WHAT THIS EXERCISE ASKS >>
1. Please list every band, label or company named in the Finsterforst interview below.
2. Answer these questions using the Finsterforst interview below.
(a) Which instrument does Simon play?
(b) For which song did Napalm fund a video?
(c) Why did signing with Napalm not affect the recording of the new album?
3. Write what comes next in the Finsterforst interview below, starting after its final answer.

PASSAGE PROVIDED >>
-- BEGIN --

Rastlos: A Hell of a Trip
There’s much going on with Finsterforst. A new label, and of course the amazing album ‘Rastlos’ they released a while ago. Reason enough to get in touch with Olli (vocals) and Simon (guitar) for an interview. A personal and open-hearted conversation.
Not so long ago you signed with your new label Napalm. Did the signing with Napalm have any consequences for the recording of the new album?
Olli: No, since the recordings were already finished before we signed with Napalm. It had an effect on the promo pictures and they made money available to shoot the video for “Nichts als Asche” though.
You had an agreement with Chain of Dogs concerning gigs. What does the accession to Napalm mean for this kind of collaborations?
Olli: Sorry, we can’t disclose the terms of our deal with Napalm, but if you have a band or plan on a concert/festival etc. just ask us or Napalm Events. We’ll work something out for sure. And we’d love to do more with Chain of Dogs, they’re great guys, fun to be around :-)

-- END --

DATA EXCERPT >>
-- BEGIN --

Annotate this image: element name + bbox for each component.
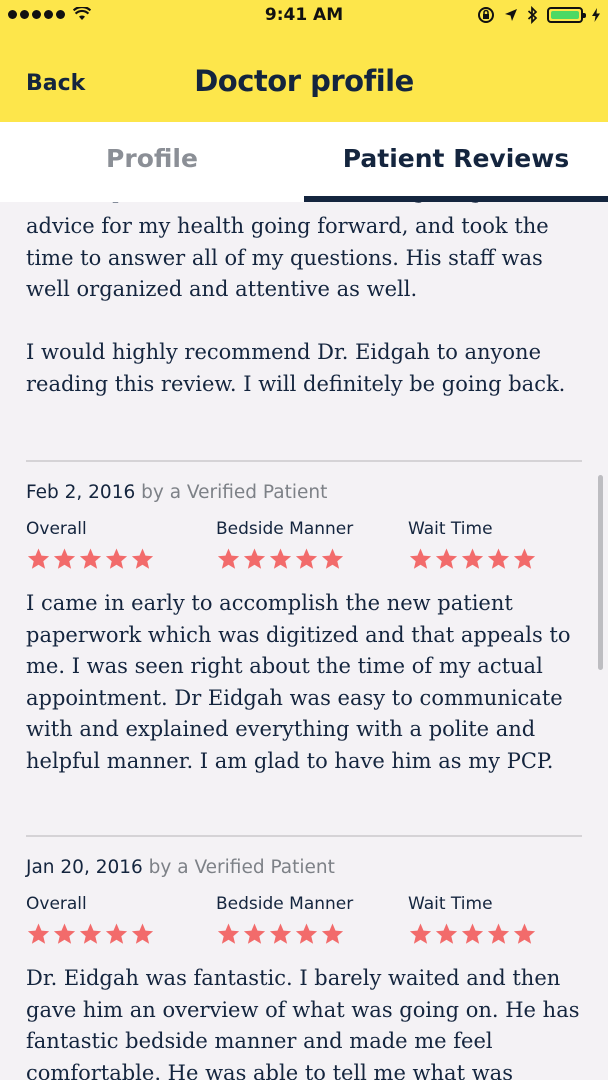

-- END --

SOLVED TASKS >>
1. Finsterforst, Napalm, Chain of Dogs, Napalm Events

2.
(a) Guitar.
(b) "Nichts als Asche."
(c) The recordings were already finished before the band signed with Napalm.

3.
New deal, new album, new logo? How does this ‘new start’ influence you? And did you have any influences on the changes made with the band?
Olli: Well, I’m the new kid in town so to speak, but from my understanding it all just came together by incidence. The new album was just a matter of time, I think “Stirbt zuletzt” was already written when I joined the band and Simon works on new songs whenever he feels inspired. When we thought about the artwork it became pretty clear that nobody was happy with the old logo and once we saw the first ideas for the cover we felt like ‘the time is now’. Mastering, cover and logo were done almost at the same time, so when we got the deal with Napalm it was all said and done and they seemed to like the whole package. In terms of influence, it just feels great to have that fresh start. To me it wasn’t always easy to kind of maintain the old merits. ‘Rastlos’ is my real start with the band, the songs are ‘mine’, the new logo to me stands for the new chapter in Finsterforsts history and last, but not least a deal with Napalm is a great push for us.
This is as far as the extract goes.